#### [What you have to do]
List each line holding the string "title".

#### [Saved entries]
START
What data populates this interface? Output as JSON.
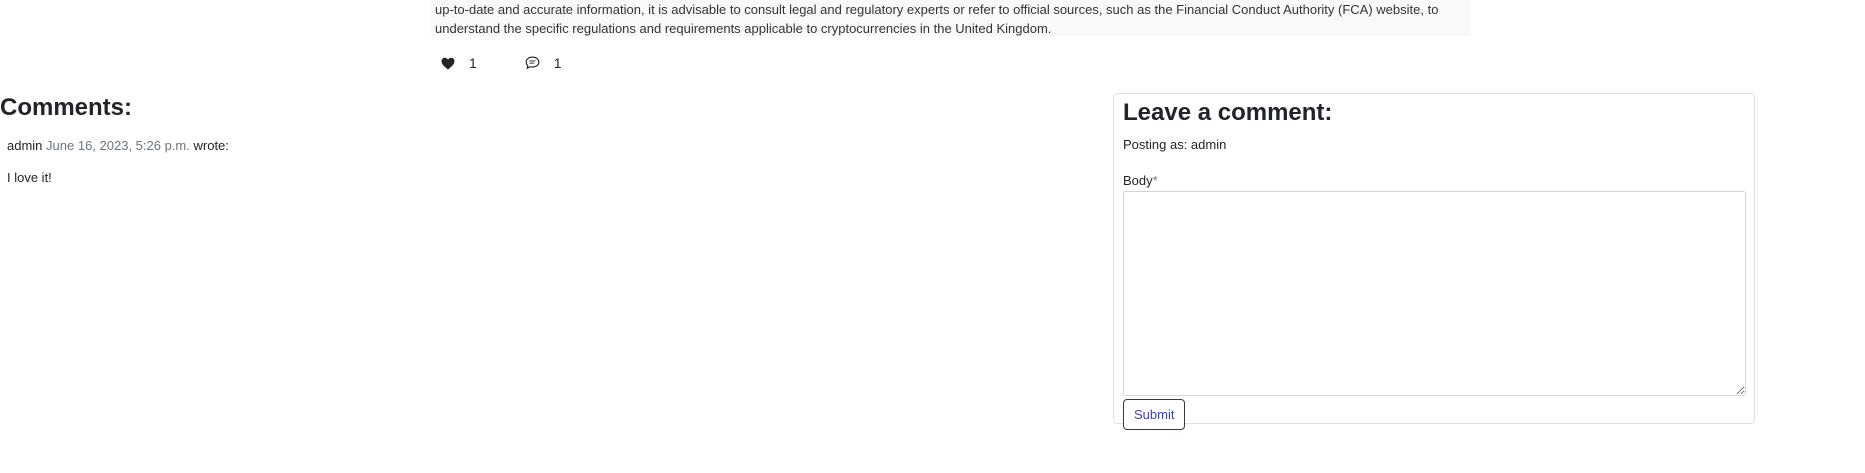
{
  "post": {
    "excerpt_line1": "up-to-date and accurate information, it is advisable to consult legal and regulatory experts or refer to official sources, such as the Financial Conduct Authority (FCA) website, to",
    "excerpt_line2": "understand the specific regulations and requirements applicable to cryptocurrencies in the United Kingdom."
  },
  "stats": {
    "likes": "1",
    "comments": "1",
    "like_icon": "heart-icon",
    "comment_icon": "speech-bubble-icon"
  },
  "comments": {
    "title": "Comments:",
    "items": [
      {
        "author": "admin",
        "date": "June 16, 2023, 5:26 p.m.",
        "wrote": "wrote:",
        "body": "I love it!"
      }
    ]
  },
  "comment_form": {
    "title": "Leave a comment:",
    "posting_as": "Posting as: admin",
    "body_label": "Body",
    "required_marker": "*",
    "body_value": "",
    "submit_label": "Submit"
  },
  "colors": {
    "accent": "#3b3bd4",
    "excerpt_bg": "#f8f9fa",
    "muted_text": "#6c757d"
  }
}
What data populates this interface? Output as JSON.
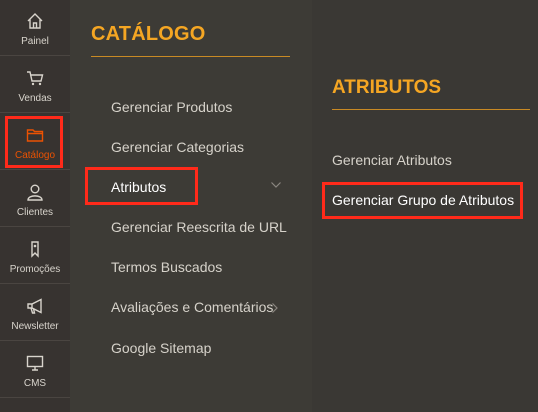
{
  "sidebar": {
    "items": [
      {
        "label": "Painel",
        "icon": "home-icon"
      },
      {
        "label": "Vendas",
        "icon": "cart-icon"
      },
      {
        "label": "Catálogo",
        "icon": "folder-icon"
      },
      {
        "label": "Clientes",
        "icon": "user-icon"
      },
      {
        "label": "Promoções",
        "icon": "tag-icon"
      },
      {
        "label": "Newsletter",
        "icon": "megaphone-icon"
      },
      {
        "label": "CMS",
        "icon": "monitor-icon"
      }
    ],
    "active_color": "#eb5202"
  },
  "catalog": {
    "title": "CATÁLOGO",
    "links": [
      "Gerenciar Produtos",
      "Gerenciar Categorias",
      "Atributos",
      "Gerenciar Reescrita de URL",
      "Termos Buscados",
      "Avaliações e Comentários",
      "Google Sitemap"
    ]
  },
  "attributes": {
    "title": "ATRIBUTOS",
    "links": [
      "Gerenciar Atributos",
      "Gerenciar Grupo de Atributos"
    ]
  },
  "colors": {
    "accent": "#f5a623",
    "highlight": "#ff2a1a"
  }
}
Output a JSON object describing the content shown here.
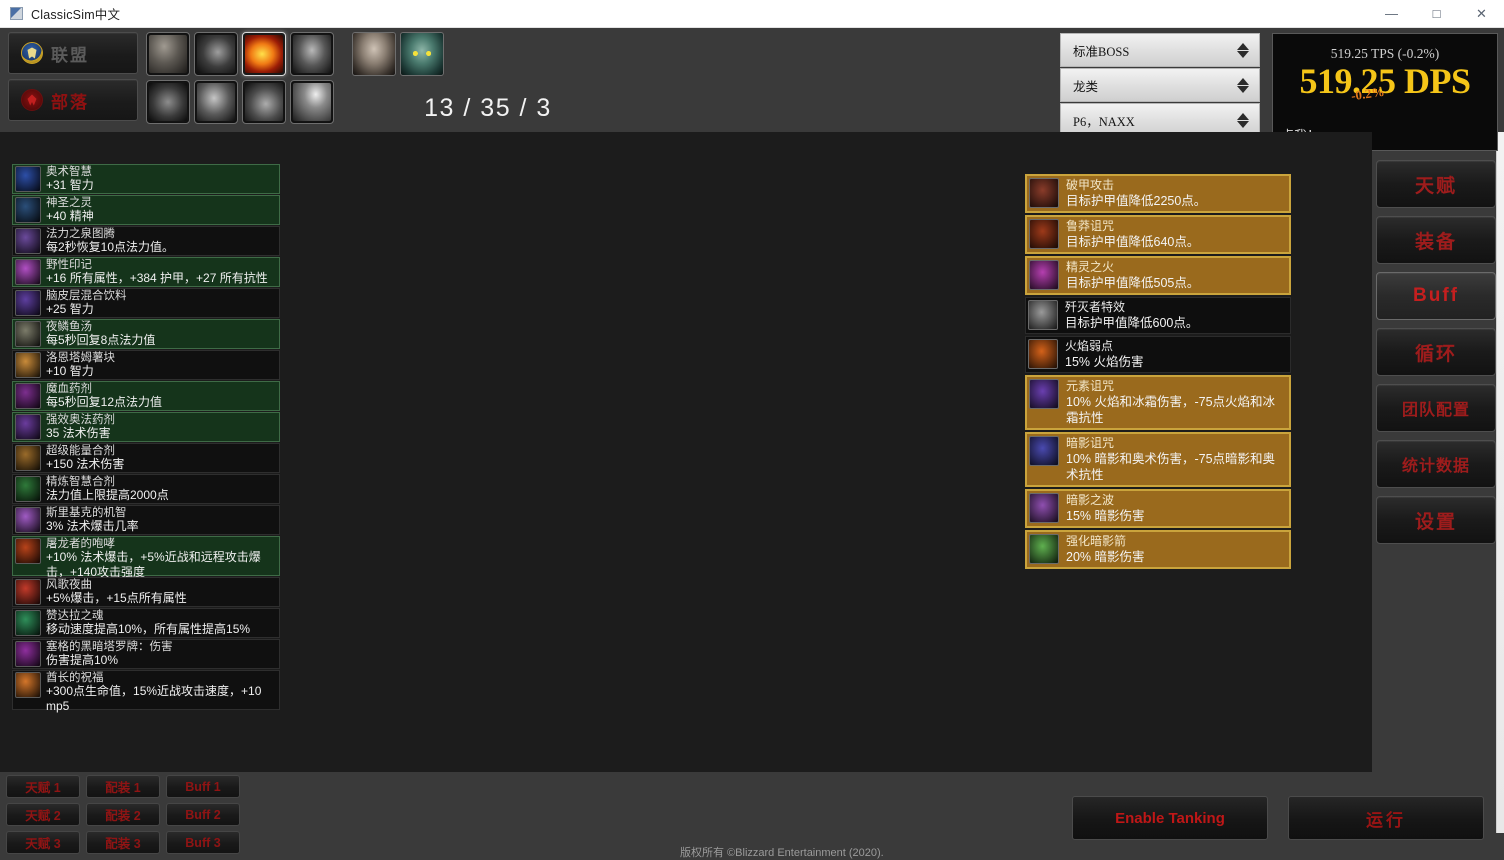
{
  "window": {
    "title": "ClassicSim中文",
    "app_icon": "app-icon",
    "minimize": "—",
    "maximize": "□",
    "close": "✕"
  },
  "topbar": {
    "factions": [
      {
        "id": "alliance",
        "label": "联盟",
        "icon": "alliance-crest-icon",
        "selected": false
      },
      {
        "id": "horde",
        "label": "部落",
        "icon": "horde-crest-icon",
        "selected": false
      }
    ],
    "class_icons": [
      {
        "name": "warrior-icon",
        "glyph": "g-warrior",
        "selected": false
      },
      {
        "name": "hunter-icon",
        "glyph": "g-hunter",
        "selected": false
      },
      {
        "name": "mage-icon",
        "glyph": "g-mage",
        "selected": true
      },
      {
        "name": "rogue-icon",
        "glyph": "g-rogue",
        "selected": false
      },
      {
        "name": "priest-icon",
        "glyph": "g-priest",
        "selected": false
      },
      {
        "name": "shaman-icon",
        "glyph": "g-shaman",
        "selected": false
      },
      {
        "name": "druid-icon",
        "glyph": "g-druid",
        "selected": false
      },
      {
        "name": "paladin-icon",
        "glyph": "g-paladin",
        "selected": false
      }
    ],
    "race_icons": [
      {
        "name": "race-human-icon",
        "glyph": "r-human"
      },
      {
        "name": "race-nightelf-icon",
        "glyph": "r-nightelf"
      }
    ],
    "talent_counter": "13 / 35 / 3"
  },
  "selectors": [
    {
      "name": "boss-type-select",
      "value": "标准BOSS"
    },
    {
      "name": "creature-type-select",
      "value": "龙类"
    },
    {
      "name": "phase-select",
      "value": "P6，NAXX"
    }
  ],
  "dps_panel": {
    "tps_line": "519.25 TPS (-0.2%)",
    "dps_value": "519.25 DPS",
    "dps_delta_overlay": "-0.2%",
    "click_hint": "点我！"
  },
  "buffs": [
    {
      "name": "奥术智慧",
      "desc": "+31 智力",
      "on": true,
      "icon_color": "#2d4fa8",
      "tall": false
    },
    {
      "name": "神圣之灵",
      "desc": "+40 精神",
      "on": true,
      "icon_color": "#2b4f7a",
      "tall": false
    },
    {
      "name": "法力之泉图腾",
      "desc": "每2秒恢复10点法力值。",
      "on": false,
      "icon_color": "#6b4a9c",
      "tall": false
    },
    {
      "name": "野性印记",
      "desc": "+16 所有属性，+384 护甲，+27 所有抗性",
      "on": true,
      "icon_color": "#b14fc4",
      "tall": false
    },
    {
      "name": "脑皮层混合饮料",
      "desc": "+25 智力",
      "on": false,
      "icon_color": "#5e3fa0",
      "tall": false
    },
    {
      "name": "夜鳞鱼汤",
      "desc": "每5秒回复8点法力值",
      "on": true,
      "icon_color": "#7c7c6a",
      "tall": false
    },
    {
      "name": "洛恩塔姆薯块",
      "desc": "+10 智力",
      "on": false,
      "icon_color": "#c98b3a",
      "tall": false
    },
    {
      "name": "魔血药剂",
      "desc": "每5秒回复12点法力值",
      "on": true,
      "icon_color": "#7d2f8f",
      "tall": false
    },
    {
      "name": "强效奥法药剂",
      "desc": "35 法术伤害",
      "on": true,
      "icon_color": "#6b3c9e",
      "tall": false
    },
    {
      "name": "超级能量合剂",
      "desc": "+150 法术伤害",
      "on": false,
      "icon_color": "#9a6b2a",
      "tall": false
    },
    {
      "name": "精炼智慧合剂",
      "desc": "法力值上限提高2000点",
      "on": false,
      "icon_color": "#2f7a3a",
      "tall": false
    },
    {
      "name": "斯里基克的机智",
      "desc": "3% 法术爆击几率",
      "on": false,
      "icon_color": "#a05bc4",
      "tall": false
    },
    {
      "name": "屠龙者的咆哮",
      "desc": "+10% 法术爆击，+5%近战和远程攻击爆击，+140攻击强度",
      "on": true,
      "icon_color": "#b8431a",
      "tall": true
    },
    {
      "name": "风歌夜曲",
      "desc": "+5%爆击，+15点所有属性",
      "on": false,
      "icon_color": "#c23a2a",
      "tall": false
    },
    {
      "name": "赞达拉之魂",
      "desc": "移动速度提高10%，所有属性提高15%",
      "on": false,
      "icon_color": "#2f8f5a",
      "tall": false
    },
    {
      "name": "塞格的黑暗塔罗牌：伤害",
      "desc": "伤害提高10%",
      "on": false,
      "icon_color": "#8f2f9e",
      "tall": false
    },
    {
      "name": "酋长的祝福",
      "desc": "+300点生命值，15%近战攻击速度，+10 mp5",
      "on": false,
      "icon_color": "#d4762a",
      "tall": true
    }
  ],
  "debuffs": [
    {
      "name": "破甲攻击",
      "desc": "目标护甲值降低2250点。",
      "on": true,
      "icon_color": "#8a3c2a"
    },
    {
      "name": "鲁莽诅咒",
      "desc": "目标护甲值降低640点。",
      "on": true,
      "icon_color": "#9e3a1a"
    },
    {
      "name": "精灵之火",
      "desc": "目标护甲值降低505点。",
      "on": true,
      "icon_color": "#b53fb0"
    },
    {
      "name": "歼灭者特效",
      "desc": "目标护甲值降低600点。",
      "on": false,
      "icon_color": "#9a9a9a"
    },
    {
      "name": "火焰弱点",
      "desc": "15% 火焰伤害",
      "on": false,
      "icon_color": "#d4621a"
    },
    {
      "name": "元素诅咒",
      "desc": "10% 火焰和冰霜伤害，-75点火焰和冰霜抗性",
      "on": true,
      "icon_color": "#6a3fb0"
    },
    {
      "name": "暗影诅咒",
      "desc": "10% 暗影和奥术伤害，-75点暗影和奥术抗性",
      "on": true,
      "icon_color": "#4a4ab0"
    },
    {
      "name": "暗影之波",
      "desc": "15% 暗影伤害",
      "on": true,
      "icon_color": "#8f4fb0"
    },
    {
      "name": "强化暗影箭",
      "desc": "20% 暗影伤害",
      "on": true,
      "icon_color": "#5fb04f"
    }
  ],
  "nav_buttons": [
    {
      "name": "nav-talents",
      "label": "天赋",
      "active": false,
      "small": false
    },
    {
      "name": "nav-gear",
      "label": "装备",
      "active": false,
      "small": false
    },
    {
      "name": "nav-buff",
      "label": "Buff",
      "active": true,
      "small": false
    },
    {
      "name": "nav-rotation",
      "label": "循环",
      "active": false,
      "small": false
    },
    {
      "name": "nav-raid-setup",
      "label": "团队配置",
      "active": false,
      "small": true
    },
    {
      "name": "nav-statistics",
      "label": "统计数据",
      "active": false,
      "small": true
    },
    {
      "name": "nav-settings",
      "label": "设置",
      "active": false,
      "small": false
    }
  ],
  "presets": [
    [
      "天赋 1",
      "配装 1",
      "Buff 1"
    ],
    [
      "天赋 2",
      "配装 2",
      "Buff 2"
    ],
    [
      "天赋 3",
      "配装 3",
      "Buff 3"
    ]
  ],
  "footer": {
    "enable_tanking": "Enable Tanking",
    "run": "运行",
    "copyright": "版权所有 ©Blizzard Entertainment (2020)."
  }
}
END
#### [Output]
    "title": "Comments:",
    "title": "Leave a comment:",
    "title": "CATÁLOGO",
    "title": "ATRIBUTOS",
    "title": "ClassicSim中文",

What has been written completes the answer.